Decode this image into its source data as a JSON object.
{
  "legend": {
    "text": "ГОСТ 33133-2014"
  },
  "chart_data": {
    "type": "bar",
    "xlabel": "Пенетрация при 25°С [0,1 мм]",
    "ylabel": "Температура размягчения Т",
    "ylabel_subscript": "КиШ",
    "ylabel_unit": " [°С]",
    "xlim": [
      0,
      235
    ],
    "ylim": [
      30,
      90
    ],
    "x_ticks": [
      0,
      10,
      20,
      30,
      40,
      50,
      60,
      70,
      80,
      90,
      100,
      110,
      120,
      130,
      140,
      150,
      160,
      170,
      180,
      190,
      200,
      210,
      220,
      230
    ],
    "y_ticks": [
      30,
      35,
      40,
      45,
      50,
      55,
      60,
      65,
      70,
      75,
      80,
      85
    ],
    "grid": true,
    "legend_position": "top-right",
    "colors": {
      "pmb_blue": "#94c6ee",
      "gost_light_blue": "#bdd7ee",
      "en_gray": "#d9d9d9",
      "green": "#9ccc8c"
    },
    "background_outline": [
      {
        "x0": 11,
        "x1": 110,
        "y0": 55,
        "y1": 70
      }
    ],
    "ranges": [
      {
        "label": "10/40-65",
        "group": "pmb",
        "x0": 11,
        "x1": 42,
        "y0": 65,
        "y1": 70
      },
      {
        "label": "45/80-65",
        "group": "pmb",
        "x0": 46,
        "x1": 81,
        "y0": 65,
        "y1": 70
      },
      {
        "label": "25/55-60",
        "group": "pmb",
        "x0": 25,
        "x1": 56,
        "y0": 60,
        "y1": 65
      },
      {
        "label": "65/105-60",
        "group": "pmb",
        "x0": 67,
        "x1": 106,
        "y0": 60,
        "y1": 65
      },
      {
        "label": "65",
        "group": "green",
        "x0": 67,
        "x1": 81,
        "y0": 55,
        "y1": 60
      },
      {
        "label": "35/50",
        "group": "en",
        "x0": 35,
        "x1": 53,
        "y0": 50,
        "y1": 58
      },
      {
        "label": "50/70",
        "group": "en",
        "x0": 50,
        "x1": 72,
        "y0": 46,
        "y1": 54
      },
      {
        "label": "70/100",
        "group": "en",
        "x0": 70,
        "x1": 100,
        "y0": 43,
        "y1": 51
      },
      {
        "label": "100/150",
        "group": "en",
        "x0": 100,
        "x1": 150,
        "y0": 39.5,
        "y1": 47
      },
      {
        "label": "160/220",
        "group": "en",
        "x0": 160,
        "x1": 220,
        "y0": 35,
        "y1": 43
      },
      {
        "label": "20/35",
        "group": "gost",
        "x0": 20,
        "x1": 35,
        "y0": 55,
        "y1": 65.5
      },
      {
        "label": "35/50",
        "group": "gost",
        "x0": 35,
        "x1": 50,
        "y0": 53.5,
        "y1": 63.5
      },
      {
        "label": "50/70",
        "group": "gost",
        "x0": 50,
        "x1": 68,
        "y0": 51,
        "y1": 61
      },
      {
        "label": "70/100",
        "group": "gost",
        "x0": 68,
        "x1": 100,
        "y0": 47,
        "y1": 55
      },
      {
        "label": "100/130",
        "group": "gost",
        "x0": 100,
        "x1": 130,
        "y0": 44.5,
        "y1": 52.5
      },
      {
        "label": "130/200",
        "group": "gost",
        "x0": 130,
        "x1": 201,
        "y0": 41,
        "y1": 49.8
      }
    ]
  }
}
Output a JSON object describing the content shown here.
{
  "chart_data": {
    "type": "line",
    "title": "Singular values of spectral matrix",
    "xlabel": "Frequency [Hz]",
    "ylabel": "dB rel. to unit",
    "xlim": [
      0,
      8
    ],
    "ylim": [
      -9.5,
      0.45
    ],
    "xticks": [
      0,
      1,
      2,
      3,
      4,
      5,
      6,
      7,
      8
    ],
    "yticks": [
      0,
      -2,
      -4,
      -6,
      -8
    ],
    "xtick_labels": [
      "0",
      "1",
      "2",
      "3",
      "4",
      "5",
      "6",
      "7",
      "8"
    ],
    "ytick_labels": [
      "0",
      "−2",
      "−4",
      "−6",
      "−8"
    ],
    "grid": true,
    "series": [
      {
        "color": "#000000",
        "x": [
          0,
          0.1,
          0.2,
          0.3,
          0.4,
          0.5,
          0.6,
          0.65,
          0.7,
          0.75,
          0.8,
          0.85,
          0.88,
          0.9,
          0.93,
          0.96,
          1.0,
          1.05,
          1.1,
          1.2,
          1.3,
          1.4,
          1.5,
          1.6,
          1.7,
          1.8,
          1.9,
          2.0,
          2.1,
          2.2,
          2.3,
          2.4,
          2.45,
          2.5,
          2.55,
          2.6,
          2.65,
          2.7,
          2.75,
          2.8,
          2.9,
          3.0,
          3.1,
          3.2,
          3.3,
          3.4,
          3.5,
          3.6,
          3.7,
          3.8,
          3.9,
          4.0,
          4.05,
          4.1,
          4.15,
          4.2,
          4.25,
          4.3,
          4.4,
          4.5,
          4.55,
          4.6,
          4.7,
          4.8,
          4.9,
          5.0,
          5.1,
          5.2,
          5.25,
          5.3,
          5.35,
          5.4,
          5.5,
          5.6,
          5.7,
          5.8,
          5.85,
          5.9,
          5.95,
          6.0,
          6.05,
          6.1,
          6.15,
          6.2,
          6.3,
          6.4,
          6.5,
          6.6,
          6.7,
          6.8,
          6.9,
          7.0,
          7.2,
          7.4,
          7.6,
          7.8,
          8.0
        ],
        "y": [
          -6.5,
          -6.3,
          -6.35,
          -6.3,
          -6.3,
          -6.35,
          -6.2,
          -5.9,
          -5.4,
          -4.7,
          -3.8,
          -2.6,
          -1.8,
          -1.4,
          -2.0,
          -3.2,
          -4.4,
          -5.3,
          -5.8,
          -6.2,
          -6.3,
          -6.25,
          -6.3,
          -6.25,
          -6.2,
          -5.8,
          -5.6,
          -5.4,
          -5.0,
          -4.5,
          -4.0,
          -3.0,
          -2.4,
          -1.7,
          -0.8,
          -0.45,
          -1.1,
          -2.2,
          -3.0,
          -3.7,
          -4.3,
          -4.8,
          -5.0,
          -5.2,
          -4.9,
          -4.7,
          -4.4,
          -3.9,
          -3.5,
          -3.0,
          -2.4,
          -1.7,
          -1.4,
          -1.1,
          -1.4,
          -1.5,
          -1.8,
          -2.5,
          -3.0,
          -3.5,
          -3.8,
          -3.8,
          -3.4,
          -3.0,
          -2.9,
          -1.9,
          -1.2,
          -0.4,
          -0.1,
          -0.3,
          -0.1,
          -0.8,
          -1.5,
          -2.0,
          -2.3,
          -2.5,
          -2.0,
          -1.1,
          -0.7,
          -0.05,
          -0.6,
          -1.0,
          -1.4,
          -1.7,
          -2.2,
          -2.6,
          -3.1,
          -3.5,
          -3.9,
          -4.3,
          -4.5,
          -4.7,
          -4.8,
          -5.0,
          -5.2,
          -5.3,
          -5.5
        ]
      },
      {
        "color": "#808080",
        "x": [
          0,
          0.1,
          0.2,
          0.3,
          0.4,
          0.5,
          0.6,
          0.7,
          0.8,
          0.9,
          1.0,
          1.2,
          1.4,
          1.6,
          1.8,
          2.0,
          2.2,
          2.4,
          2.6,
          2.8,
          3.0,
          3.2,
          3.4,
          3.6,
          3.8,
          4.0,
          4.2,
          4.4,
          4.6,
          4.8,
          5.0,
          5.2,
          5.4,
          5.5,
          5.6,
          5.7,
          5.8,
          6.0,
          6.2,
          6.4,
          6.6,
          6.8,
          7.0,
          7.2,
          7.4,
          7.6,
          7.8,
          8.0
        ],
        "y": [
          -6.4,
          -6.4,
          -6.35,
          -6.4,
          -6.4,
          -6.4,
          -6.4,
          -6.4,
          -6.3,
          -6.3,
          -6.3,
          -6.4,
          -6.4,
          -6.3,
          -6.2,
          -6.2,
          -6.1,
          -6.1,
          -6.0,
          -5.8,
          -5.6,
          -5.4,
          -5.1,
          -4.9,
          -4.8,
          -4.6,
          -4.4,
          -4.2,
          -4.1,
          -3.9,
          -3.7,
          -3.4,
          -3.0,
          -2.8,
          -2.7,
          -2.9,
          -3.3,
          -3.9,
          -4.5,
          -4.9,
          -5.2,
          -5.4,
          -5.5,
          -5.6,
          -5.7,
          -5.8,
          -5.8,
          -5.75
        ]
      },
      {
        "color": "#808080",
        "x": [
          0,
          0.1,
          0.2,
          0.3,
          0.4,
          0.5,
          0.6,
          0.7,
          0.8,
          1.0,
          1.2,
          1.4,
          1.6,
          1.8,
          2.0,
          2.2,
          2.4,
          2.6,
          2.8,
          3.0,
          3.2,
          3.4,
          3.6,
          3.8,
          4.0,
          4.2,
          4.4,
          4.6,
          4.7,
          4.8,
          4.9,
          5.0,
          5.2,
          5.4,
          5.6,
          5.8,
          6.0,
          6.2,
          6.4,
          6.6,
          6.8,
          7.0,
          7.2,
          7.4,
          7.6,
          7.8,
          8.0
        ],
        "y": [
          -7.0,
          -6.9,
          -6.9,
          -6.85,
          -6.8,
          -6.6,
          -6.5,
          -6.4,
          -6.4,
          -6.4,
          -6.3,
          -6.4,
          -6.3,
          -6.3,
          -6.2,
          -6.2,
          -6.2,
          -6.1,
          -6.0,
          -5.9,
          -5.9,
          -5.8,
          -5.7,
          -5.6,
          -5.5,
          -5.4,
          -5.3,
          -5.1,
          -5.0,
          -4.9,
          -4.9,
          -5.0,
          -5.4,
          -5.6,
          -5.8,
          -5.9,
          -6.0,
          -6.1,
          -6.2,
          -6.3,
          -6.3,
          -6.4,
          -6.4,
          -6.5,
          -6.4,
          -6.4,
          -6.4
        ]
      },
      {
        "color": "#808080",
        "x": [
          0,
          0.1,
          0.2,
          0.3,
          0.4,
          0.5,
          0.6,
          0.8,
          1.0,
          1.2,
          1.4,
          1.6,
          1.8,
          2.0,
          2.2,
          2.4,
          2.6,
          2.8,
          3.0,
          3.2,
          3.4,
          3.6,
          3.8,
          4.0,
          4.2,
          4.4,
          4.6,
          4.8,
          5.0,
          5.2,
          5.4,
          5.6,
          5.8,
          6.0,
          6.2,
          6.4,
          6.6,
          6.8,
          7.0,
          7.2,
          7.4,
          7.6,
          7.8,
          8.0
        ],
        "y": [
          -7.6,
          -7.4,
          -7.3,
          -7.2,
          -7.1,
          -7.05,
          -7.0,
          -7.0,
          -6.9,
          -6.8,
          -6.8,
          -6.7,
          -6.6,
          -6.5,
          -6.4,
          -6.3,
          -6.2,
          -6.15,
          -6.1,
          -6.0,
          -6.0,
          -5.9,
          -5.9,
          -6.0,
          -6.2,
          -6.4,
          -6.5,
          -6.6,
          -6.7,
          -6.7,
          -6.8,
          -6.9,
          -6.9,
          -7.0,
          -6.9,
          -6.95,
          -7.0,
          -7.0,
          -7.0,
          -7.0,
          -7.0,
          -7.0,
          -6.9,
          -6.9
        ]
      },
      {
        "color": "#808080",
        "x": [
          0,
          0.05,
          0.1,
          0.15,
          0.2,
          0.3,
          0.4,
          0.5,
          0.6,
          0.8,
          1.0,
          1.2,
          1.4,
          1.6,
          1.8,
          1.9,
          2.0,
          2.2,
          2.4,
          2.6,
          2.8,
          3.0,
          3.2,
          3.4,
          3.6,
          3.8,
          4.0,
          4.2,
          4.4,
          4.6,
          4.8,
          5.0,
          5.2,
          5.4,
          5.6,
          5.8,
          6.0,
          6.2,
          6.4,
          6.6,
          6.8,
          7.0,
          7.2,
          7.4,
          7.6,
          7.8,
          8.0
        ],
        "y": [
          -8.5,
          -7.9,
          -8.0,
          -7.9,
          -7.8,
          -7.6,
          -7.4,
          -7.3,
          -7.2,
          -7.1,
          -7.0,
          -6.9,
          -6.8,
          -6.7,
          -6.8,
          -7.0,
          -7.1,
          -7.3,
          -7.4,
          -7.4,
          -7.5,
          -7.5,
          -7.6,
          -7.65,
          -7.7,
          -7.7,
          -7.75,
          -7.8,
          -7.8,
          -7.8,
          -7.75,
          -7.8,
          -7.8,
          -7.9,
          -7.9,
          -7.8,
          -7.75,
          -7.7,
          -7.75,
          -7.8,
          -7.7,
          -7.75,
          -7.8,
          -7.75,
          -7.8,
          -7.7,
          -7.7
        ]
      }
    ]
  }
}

(Written task) Which lines above contain the word "JSON"? Copy each of them.

(Exercise answer)
Decode this image into its source data as a JSON object.
Output a JSON object describing the content shown here.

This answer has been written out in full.